------ DATA FOR PROCESSING ------
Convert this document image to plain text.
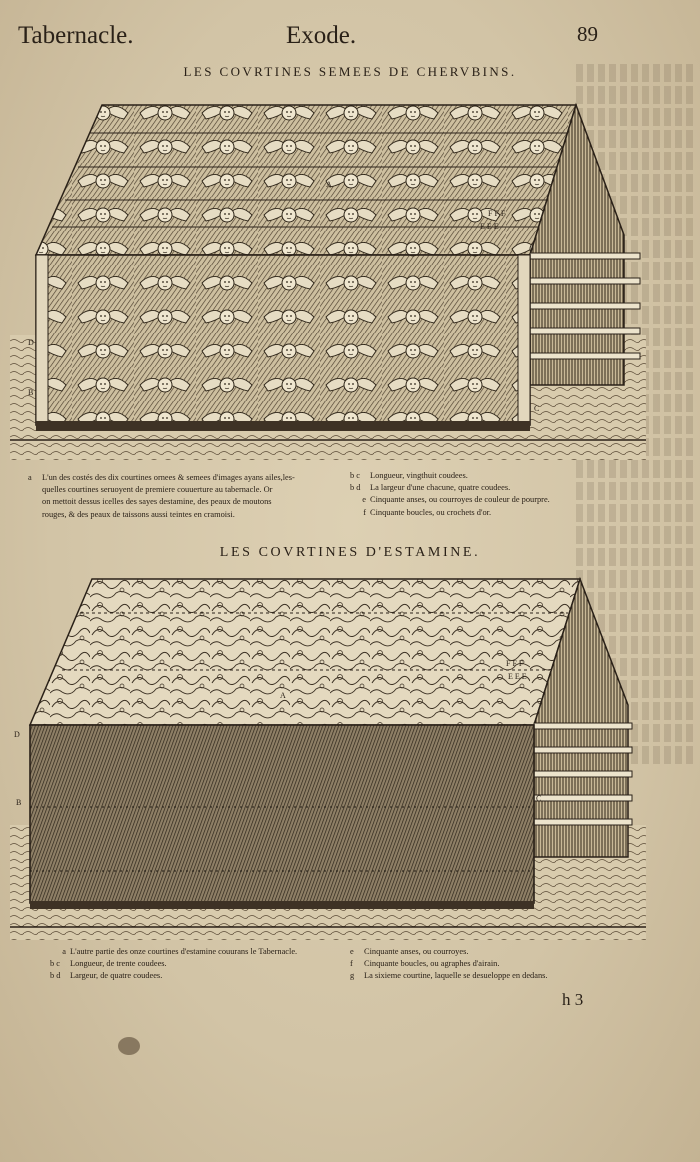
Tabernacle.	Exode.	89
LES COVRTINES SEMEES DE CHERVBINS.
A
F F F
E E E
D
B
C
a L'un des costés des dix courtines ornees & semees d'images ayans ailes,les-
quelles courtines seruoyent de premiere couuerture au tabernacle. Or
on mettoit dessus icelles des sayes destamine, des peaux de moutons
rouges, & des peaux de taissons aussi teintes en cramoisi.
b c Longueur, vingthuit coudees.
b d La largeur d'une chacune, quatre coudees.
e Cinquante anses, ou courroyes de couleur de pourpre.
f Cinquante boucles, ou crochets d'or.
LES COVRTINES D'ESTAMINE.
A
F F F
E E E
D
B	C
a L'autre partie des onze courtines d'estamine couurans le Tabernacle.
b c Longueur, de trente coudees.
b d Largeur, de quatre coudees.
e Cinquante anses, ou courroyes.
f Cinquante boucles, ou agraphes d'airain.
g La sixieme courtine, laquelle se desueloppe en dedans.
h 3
------
### STATED TASK
Copy every line of the listing where the word "coudees" appears.

### RESULT FOR THIS TASK
b c Longueur, vingthuit coudees.
b d La largeur d'une chacune, quatre coudees.
b c Longueur, de trente coudees.
b d Largeur, de quatre coudees.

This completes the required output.